**What you need to do:** Return the material below in full and exactly.

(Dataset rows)
(begin)

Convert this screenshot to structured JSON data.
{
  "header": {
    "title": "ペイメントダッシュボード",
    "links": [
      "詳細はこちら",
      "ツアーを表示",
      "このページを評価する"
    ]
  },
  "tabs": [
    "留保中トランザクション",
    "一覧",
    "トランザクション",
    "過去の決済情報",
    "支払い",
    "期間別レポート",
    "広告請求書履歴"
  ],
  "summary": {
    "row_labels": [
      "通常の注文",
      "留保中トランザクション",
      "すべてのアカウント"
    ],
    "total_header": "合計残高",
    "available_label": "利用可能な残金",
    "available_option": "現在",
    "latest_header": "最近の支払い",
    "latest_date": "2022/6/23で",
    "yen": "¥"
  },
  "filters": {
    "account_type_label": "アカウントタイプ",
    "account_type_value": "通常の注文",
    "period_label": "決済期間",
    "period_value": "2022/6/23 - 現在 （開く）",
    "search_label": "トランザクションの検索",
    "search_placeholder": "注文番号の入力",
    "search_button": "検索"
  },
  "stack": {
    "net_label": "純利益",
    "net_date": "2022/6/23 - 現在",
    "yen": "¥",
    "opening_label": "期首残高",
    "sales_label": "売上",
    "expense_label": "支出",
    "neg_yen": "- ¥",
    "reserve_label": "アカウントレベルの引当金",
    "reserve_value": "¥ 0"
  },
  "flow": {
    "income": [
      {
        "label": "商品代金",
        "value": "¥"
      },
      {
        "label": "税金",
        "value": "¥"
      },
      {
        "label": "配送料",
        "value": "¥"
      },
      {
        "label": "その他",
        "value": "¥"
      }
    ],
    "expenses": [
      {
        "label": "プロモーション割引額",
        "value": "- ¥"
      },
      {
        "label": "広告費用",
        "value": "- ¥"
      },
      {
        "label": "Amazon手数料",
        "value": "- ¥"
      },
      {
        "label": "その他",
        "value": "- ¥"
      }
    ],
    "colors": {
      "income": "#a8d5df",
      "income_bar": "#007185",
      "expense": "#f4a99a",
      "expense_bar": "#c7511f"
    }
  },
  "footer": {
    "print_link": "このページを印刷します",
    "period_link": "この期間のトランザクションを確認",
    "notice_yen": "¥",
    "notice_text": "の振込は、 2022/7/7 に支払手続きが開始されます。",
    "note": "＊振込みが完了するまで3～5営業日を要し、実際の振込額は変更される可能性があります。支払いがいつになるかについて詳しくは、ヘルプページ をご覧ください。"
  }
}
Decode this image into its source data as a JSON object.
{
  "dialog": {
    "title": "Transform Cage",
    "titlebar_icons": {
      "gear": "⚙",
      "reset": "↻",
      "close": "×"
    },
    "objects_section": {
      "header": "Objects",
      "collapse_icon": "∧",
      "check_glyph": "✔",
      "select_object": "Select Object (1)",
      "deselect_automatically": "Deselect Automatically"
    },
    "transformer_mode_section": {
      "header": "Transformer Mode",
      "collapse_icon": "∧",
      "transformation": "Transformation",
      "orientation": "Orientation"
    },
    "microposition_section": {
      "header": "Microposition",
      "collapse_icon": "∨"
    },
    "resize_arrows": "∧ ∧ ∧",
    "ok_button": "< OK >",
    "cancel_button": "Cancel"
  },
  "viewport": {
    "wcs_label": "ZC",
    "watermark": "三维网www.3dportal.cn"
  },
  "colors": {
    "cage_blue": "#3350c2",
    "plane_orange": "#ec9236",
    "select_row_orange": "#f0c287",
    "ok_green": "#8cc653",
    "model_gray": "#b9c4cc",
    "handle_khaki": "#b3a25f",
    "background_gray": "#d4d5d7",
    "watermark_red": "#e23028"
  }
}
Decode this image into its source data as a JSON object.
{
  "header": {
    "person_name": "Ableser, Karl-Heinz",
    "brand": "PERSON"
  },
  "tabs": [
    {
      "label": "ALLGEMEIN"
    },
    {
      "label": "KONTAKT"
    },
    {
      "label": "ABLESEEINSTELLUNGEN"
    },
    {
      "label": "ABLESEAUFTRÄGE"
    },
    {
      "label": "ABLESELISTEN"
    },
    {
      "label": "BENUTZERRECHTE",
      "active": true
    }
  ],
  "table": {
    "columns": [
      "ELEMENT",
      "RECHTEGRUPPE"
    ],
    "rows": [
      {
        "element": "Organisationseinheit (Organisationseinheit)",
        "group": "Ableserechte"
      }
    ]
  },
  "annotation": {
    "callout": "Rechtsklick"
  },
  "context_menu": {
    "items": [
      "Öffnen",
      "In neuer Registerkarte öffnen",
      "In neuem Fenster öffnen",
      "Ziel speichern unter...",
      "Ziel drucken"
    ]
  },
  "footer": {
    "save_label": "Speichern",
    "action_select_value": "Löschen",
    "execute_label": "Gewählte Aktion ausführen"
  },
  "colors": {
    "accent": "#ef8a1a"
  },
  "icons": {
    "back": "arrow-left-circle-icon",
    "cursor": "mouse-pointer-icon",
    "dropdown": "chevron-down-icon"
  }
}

(end)

**Solution for this task:**
Convert this screenshot to structured JSON data.
{
  "header": {
    "title": "ペイメントダッシュボード",
    "links": [
      "詳細はこちら",
      "ツアーを表示",
      "このページを評価する"
    ]
  },
  "tabs": [
    "留保中トランザクション",
    "一覧",
    "トランザクション",
    "過去の決済情報",
    "支払い",
    "期間別レポート",
    "広告請求書履歴"
  ],
  "summary": {
    "row_labels": [
      "通常の注文",
      "留保中トランザクション",
      "すべてのアカウント"
    ],
    "total_header": "合計残高",
    "available_label": "利用可能な残金",
    "available_option": "現在",
    "latest_header": "最近の支払い",
    "latest_date": "2022/6/23で",
    "yen": "¥"
  },
  "filters": {
    "account_type_label": "アカウントタイプ",
    "account_type_value": "通常の注文",
    "period_label": "決済期間",
    "period_value": "2022/6/23 - 現在 （開く）",
    "search_label": "トランザクションの検索",
    "search_placeholder": "注文番号の入力",
    "search_button": "検索"
  },
  "stack": {
    "net_label": "純利益",
    "net_date": "2022/6/23 - 現在",
    "yen": "¥",
    "opening_label": "期首残高",
    "sales_label": "売上",
    "expense_label": "支出",
    "neg_yen": "- ¥",
    "reserve_label": "アカウントレベルの引当金",
    "reserve_value": "¥ 0"
  },
  "flow": {
    "income": [
      {
        "label": "商品代金",
        "value": "¥"
      },
      {
        "label": "税金",
        "value": "¥"
      },
      {
        "label": "配送料",
        "value": "¥"
      },
      {
        "label": "その他",
        "value": "¥"
      }
    ],
    "expenses": [
      {
        "label": "プロモーション割引額",
        "value": "- ¥"
      },
      {
        "label": "広告費用",
        "value": "- ¥"
      },
      {
        "label": "Amazon手数料",
        "value": "- ¥"
      },
      {
        "label": "その他",
        "value": "- ¥"
      }
    ],
    "colors": {
      "income": "#a8d5df",
      "income_bar": "#007185",
      "expense": "#f4a99a",
      "expense_bar": "#c7511f"
    }
  },
  "footer": {
    "print_link": "このページを印刷します",
    "period_link": "この期間のトランザクションを確認",
    "notice_yen": "¥",
    "notice_text": "の振込は、 2022/7/7 に支払手続きが開始されます。",
    "note": "＊振込みが完了するまで3～5営業日を要し、実際の振込額は変更される可能性があります。支払いがいつになるかについて詳しくは、ヘルプページ をご覧ください。"
  }
}
Decode this image into its source data as a JSON object.
{
  "dialog": {
    "title": "Transform Cage",
    "titlebar_icons": {
      "gear": "⚙",
      "reset": "↻",
      "close": "×"
    },
    "objects_section": {
      "header": "Objects",
      "collapse_icon": "∧",
      "check_glyph": "✔",
      "select_object": "Select Object (1)",
      "deselect_automatically": "Deselect Automatically"
    },
    "transformer_mode_section": {
      "header": "Transformer Mode",
      "collapse_icon": "∧",
      "transformation": "Transformation",
      "orientation": "Orientation"
    },
    "microposition_section": {
      "header": "Microposition",
      "collapse_icon": "∨"
    },
    "resize_arrows": "∧ ∧ ∧",
    "ok_button": "< OK >",
    "cancel_button": "Cancel"
  },
  "viewport": {
    "wcs_label": "ZC",
    "watermark": "三维网www.3dportal.cn"
  },
  "colors": {
    "cage_blue": "#3350c2",
    "plane_orange": "#ec9236",
    "select_row_orange": "#f0c287",
    "ok_green": "#8cc653",
    "model_gray": "#b9c4cc",
    "handle_khaki": "#b3a25f",
    "background_gray": "#d4d5d7",
    "watermark_red": "#e23028"
  }
}
Decode this image into its source data as a JSON object.
{
  "header": {
    "person_name": "Ableser, Karl-Heinz",
    "brand": "PERSON"
  },
  "tabs": [
    {
      "label": "ALLGEMEIN"
    },
    {
      "label": "KONTAKT"
    },
    {
      "label": "ABLESEEINSTELLUNGEN"
    },
    {
      "label": "ABLESEAUFTRÄGE"
    },
    {
      "label": "ABLESELISTEN"
    },
    {
      "label": "BENUTZERRECHTE",
      "active": true
    }
  ],
  "table": {
    "columns": [
      "ELEMENT",
      "RECHTEGRUPPE"
    ],
    "rows": [
      {
        "element": "Organisationseinheit (Organisationseinheit)",
        "group": "Ableserechte"
      }
    ]
  },
  "annotation": {
    "callout": "Rechtsklick"
  },
  "context_menu": {
    "items": [
      "Öffnen",
      "In neuer Registerkarte öffnen",
      "In neuem Fenster öffnen",
      "Ziel speichern unter...",
      "Ziel drucken"
    ]
  },
  "footer": {
    "save_label": "Speichern",
    "action_select_value": "Löschen",
    "execute_label": "Gewählte Aktion ausführen"
  },
  "colors": {
    "accent": "#ef8a1a"
  },
  "icons": {
    "back": "arrow-left-circle-icon",
    "cursor": "mouse-pointer-icon",
    "dropdown": "chevron-down-icon"
  }
}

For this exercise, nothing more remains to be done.